INSTRUCTION ::
Find the lines of data that contain the string "нового", then list them.

RECORDS SUPPLIED ::
━━━━━━━━
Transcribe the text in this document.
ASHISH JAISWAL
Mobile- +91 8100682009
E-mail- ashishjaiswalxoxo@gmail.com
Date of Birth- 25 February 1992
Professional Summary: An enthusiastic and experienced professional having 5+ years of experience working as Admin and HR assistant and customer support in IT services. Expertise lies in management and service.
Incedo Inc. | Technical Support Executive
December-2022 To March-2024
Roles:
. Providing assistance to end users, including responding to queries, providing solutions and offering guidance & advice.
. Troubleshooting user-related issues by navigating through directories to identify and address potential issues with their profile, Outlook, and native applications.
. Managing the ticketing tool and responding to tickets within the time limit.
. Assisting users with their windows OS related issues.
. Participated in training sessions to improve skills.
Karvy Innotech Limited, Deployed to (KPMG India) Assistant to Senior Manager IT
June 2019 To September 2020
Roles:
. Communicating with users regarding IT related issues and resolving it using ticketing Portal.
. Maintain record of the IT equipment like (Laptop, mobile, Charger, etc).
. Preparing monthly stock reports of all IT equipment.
━━━━━━━━
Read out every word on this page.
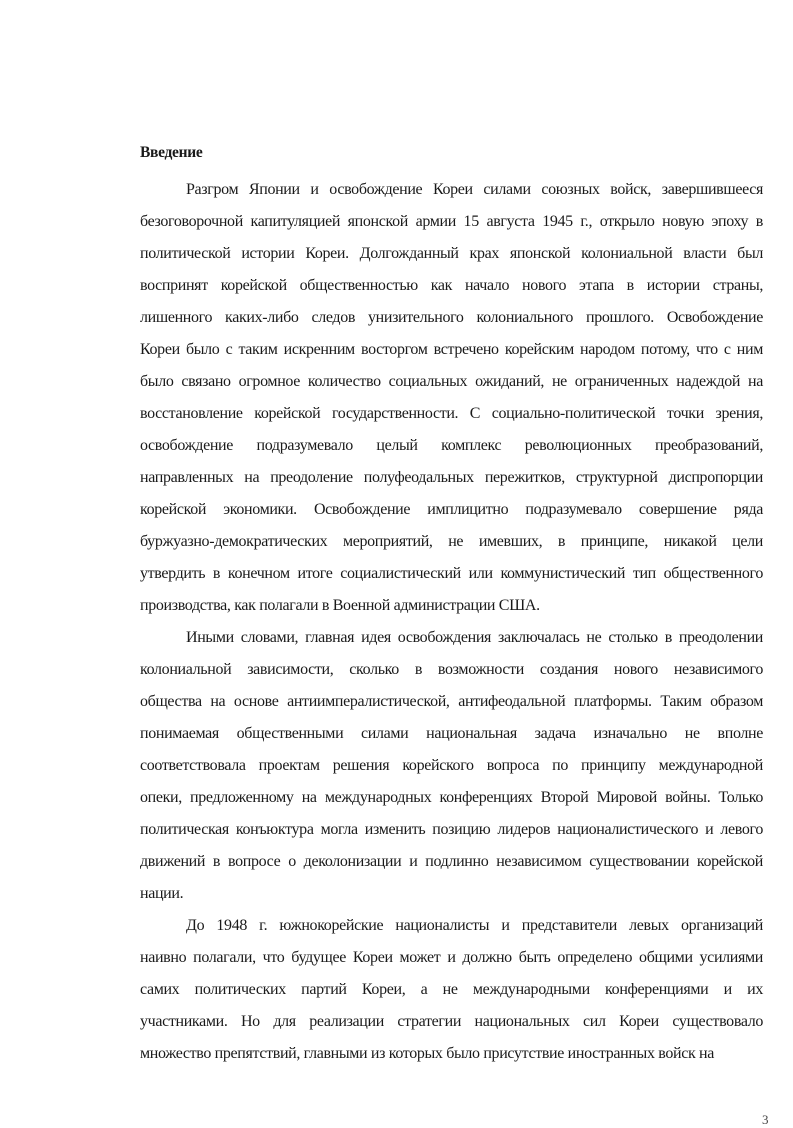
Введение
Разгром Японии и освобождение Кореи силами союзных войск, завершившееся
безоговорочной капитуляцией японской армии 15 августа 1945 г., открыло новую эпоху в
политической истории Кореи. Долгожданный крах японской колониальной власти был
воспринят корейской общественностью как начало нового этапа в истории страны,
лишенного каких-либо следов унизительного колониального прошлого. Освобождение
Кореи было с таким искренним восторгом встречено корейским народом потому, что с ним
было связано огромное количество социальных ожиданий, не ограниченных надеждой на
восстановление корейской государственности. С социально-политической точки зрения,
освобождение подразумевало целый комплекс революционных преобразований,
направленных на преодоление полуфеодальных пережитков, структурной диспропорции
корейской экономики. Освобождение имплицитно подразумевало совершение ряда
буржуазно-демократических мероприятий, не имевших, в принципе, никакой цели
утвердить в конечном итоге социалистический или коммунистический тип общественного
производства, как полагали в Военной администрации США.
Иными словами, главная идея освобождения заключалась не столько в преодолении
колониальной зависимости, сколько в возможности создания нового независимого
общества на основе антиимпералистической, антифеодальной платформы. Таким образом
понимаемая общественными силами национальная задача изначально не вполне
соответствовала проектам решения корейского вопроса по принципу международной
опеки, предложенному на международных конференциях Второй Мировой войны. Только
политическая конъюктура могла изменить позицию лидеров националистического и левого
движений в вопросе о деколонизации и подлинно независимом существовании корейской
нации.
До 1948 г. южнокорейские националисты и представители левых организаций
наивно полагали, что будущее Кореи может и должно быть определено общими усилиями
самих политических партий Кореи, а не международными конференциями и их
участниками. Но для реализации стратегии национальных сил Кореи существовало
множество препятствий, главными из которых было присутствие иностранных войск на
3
━━━━━━━━
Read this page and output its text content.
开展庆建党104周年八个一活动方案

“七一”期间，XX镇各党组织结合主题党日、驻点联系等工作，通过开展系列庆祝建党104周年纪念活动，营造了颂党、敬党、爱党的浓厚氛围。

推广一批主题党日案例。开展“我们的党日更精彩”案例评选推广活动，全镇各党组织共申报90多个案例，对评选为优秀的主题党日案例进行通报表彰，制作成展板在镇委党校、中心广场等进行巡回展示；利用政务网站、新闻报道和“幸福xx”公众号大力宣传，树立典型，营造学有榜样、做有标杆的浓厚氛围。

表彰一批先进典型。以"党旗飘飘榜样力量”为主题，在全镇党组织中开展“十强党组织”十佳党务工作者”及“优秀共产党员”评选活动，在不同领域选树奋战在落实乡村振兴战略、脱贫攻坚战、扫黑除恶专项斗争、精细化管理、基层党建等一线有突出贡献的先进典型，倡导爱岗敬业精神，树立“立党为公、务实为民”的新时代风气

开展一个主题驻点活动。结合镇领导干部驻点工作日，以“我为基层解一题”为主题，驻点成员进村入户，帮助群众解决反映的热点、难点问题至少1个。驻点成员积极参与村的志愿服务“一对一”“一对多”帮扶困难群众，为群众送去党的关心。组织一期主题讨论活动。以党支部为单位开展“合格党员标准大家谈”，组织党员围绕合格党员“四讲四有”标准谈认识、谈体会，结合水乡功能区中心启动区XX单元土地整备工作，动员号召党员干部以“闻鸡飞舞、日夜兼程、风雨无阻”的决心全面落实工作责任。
━━━━━━━━
SOLUTION TO THIS EXERCISE ::
воспринят корейской общественностью как начало нового этапа в истории страны,
колониальной зависимости, сколько в возможности создания нового независимого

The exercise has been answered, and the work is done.